Retype the following lines exactly as they appear, omitting the pictures from your answer.

--- Begin EXCERPTED DATA ---

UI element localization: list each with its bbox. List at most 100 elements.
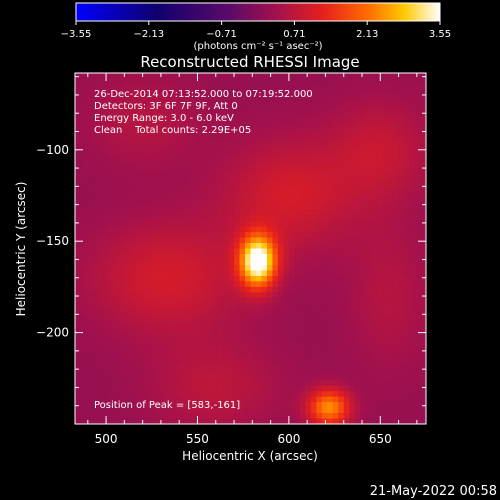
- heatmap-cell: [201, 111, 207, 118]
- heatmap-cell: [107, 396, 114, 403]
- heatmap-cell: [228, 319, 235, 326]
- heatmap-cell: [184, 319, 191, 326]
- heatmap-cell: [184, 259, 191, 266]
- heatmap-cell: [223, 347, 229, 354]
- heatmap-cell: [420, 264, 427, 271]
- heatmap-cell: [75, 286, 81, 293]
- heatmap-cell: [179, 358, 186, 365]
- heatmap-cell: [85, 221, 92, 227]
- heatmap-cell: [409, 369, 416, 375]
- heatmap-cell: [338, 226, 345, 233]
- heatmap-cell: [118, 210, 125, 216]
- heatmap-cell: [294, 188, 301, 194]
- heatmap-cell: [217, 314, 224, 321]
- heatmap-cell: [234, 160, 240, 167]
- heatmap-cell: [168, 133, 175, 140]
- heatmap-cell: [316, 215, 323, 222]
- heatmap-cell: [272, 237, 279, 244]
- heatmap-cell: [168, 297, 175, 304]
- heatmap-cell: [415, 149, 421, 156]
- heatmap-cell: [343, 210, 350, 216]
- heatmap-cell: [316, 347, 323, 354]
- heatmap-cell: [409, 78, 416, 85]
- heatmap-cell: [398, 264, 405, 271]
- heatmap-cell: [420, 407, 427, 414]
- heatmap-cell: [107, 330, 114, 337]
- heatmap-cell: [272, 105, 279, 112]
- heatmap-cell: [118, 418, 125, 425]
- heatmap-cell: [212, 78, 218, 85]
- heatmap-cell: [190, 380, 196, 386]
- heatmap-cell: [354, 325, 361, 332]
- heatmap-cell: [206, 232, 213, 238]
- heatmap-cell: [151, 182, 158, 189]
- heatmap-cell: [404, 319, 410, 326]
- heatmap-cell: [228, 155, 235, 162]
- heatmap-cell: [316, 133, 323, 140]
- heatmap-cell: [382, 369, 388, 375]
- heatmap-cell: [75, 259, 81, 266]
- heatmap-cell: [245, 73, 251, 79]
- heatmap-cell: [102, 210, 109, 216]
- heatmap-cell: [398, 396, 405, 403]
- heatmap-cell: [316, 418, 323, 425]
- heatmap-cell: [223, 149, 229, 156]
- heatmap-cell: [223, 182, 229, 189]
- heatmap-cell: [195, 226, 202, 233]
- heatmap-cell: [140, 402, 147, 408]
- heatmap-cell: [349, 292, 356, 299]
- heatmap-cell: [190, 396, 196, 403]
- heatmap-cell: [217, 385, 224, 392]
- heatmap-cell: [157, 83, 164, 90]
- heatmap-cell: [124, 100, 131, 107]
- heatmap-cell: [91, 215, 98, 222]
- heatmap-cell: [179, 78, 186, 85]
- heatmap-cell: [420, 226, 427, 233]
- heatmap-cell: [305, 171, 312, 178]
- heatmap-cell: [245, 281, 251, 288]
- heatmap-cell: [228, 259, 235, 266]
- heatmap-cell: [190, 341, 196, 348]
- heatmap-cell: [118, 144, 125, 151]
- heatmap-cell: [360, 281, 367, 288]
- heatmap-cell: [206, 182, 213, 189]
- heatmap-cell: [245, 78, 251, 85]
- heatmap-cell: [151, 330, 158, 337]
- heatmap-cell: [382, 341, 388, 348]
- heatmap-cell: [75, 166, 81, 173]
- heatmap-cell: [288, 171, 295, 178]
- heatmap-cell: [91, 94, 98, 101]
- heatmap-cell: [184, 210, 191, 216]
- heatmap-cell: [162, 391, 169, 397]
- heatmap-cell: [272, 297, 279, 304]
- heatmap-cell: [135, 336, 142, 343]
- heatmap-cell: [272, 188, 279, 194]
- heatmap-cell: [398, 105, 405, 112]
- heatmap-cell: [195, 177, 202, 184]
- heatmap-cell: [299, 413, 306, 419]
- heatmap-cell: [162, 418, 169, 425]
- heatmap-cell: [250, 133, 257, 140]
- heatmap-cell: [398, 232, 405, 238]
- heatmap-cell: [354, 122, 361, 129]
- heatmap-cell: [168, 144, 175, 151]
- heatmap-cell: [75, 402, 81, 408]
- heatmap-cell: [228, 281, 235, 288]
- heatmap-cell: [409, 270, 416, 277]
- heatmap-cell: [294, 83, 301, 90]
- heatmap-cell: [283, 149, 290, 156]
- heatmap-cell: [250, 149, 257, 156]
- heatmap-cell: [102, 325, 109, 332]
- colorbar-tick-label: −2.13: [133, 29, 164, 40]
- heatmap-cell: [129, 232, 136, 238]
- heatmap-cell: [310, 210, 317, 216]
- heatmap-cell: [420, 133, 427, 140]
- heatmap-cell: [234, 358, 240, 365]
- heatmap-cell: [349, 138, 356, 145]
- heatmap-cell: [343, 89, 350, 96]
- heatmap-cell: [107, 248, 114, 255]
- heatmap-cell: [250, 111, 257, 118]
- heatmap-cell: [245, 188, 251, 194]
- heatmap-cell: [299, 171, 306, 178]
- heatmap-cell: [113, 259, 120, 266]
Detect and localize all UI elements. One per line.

--- End EXCERPTED DATA ---

**SOLUTION:**
UI element localization: list each with its bbox. List at most 100 elements.
- heatmap-cell: [201, 111, 207, 118]
- heatmap-cell: [107, 396, 114, 403]
- heatmap-cell: [228, 319, 235, 326]
- heatmap-cell: [184, 319, 191, 326]
- heatmap-cell: [184, 259, 191, 266]
- heatmap-cell: [223, 347, 229, 354]
- heatmap-cell: [420, 264, 427, 271]
- heatmap-cell: [75, 286, 81, 293]
- heatmap-cell: [179, 358, 186, 365]
- heatmap-cell: [85, 221, 92, 227]
- heatmap-cell: [409, 369, 416, 375]
- heatmap-cell: [338, 226, 345, 233]
- heatmap-cell: [118, 210, 125, 216]
- heatmap-cell: [294, 188, 301, 194]
- heatmap-cell: [217, 314, 224, 321]
- heatmap-cell: [234, 160, 240, 167]
- heatmap-cell: [168, 133, 175, 140]
- heatmap-cell: [316, 215, 323, 222]
- heatmap-cell: [272, 237, 279, 244]
- heatmap-cell: [168, 297, 175, 304]
- heatmap-cell: [415, 149, 421, 156]
- heatmap-cell: [343, 210, 350, 216]
- heatmap-cell: [316, 347, 323, 354]
- heatmap-cell: [409, 78, 416, 85]
- heatmap-cell: [398, 264, 405, 271]
- heatmap-cell: [420, 407, 427, 414]
- heatmap-cell: [107, 330, 114, 337]
- heatmap-cell: [272, 105, 279, 112]
- heatmap-cell: [118, 418, 125, 425]
- heatmap-cell: [212, 78, 218, 85]
- heatmap-cell: [190, 380, 196, 386]
- heatmap-cell: [354, 325, 361, 332]
- heatmap-cell: [206, 232, 213, 238]
- heatmap-cell: [151, 182, 158, 189]
- heatmap-cell: [404, 319, 410, 326]
- heatmap-cell: [228, 155, 235, 162]
- heatmap-cell: [316, 133, 323, 140]
- heatmap-cell: [382, 369, 388, 375]
- heatmap-cell: [75, 259, 81, 266]
- heatmap-cell: [245, 73, 251, 79]
- heatmap-cell: [102, 210, 109, 216]
- heatmap-cell: [398, 396, 405, 403]
- heatmap-cell: [316, 418, 323, 425]
- heatmap-cell: [223, 149, 229, 156]
- heatmap-cell: [223, 182, 229, 189]
- heatmap-cell: [195, 226, 202, 233]
- heatmap-cell: [140, 402, 147, 408]
- heatmap-cell: [349, 292, 356, 299]
- heatmap-cell: [190, 396, 196, 403]
- heatmap-cell: [217, 385, 224, 392]
- heatmap-cell: [157, 83, 164, 90]
- heatmap-cell: [124, 100, 131, 107]
- heatmap-cell: [91, 215, 98, 222]
- heatmap-cell: [179, 78, 186, 85]
- heatmap-cell: [420, 226, 427, 233]
- heatmap-cell: [305, 171, 312, 178]
- heatmap-cell: [245, 281, 251, 288]
- heatmap-cell: [228, 259, 235, 266]
- heatmap-cell: [190, 341, 196, 348]
- heatmap-cell: [118, 144, 125, 151]
- heatmap-cell: [360, 281, 367, 288]
- heatmap-cell: [206, 182, 213, 189]
- heatmap-cell: [245, 78, 251, 85]
- heatmap-cell: [151, 330, 158, 337]
- heatmap-cell: [382, 341, 388, 348]
- heatmap-cell: [75, 166, 81, 173]
- heatmap-cell: [288, 171, 295, 178]
- heatmap-cell: [91, 94, 98, 101]
- heatmap-cell: [184, 210, 191, 216]
- heatmap-cell: [162, 391, 169, 397]
- heatmap-cell: [272, 297, 279, 304]
- heatmap-cell: [135, 336, 142, 343]
- heatmap-cell: [272, 188, 279, 194]
- heatmap-cell: [398, 105, 405, 112]
- heatmap-cell: [195, 177, 202, 184]
- heatmap-cell: [299, 413, 306, 419]
- heatmap-cell: [162, 418, 169, 425]
- heatmap-cell: [250, 133, 257, 140]
- heatmap-cell: [398, 232, 405, 238]
- heatmap-cell: [354, 122, 361, 129]
- heatmap-cell: [168, 144, 175, 151]
- heatmap-cell: [75, 402, 81, 408]
- heatmap-cell: [228, 281, 235, 288]
- heatmap-cell: [409, 270, 416, 277]
- heatmap-cell: [294, 83, 301, 90]
- heatmap-cell: [283, 149, 290, 156]
- heatmap-cell: [250, 149, 257, 156]
- heatmap-cell: [102, 325, 109, 332]
- colorbar-tick-label: −2.13: [133, 29, 164, 40]
- heatmap-cell: [129, 232, 136, 238]
- heatmap-cell: [310, 210, 317, 216]
- heatmap-cell: [420, 133, 427, 140]
- heatmap-cell: [234, 358, 240, 365]
- heatmap-cell: [349, 138, 356, 145]
- heatmap-cell: [343, 89, 350, 96]
- heatmap-cell: [107, 248, 114, 255]
- heatmap-cell: [250, 111, 257, 118]
- heatmap-cell: [245, 188, 251, 194]
- heatmap-cell: [299, 171, 306, 178]
- heatmap-cell: [113, 259, 120, 266]
Detect and localize all UI elements. One per line.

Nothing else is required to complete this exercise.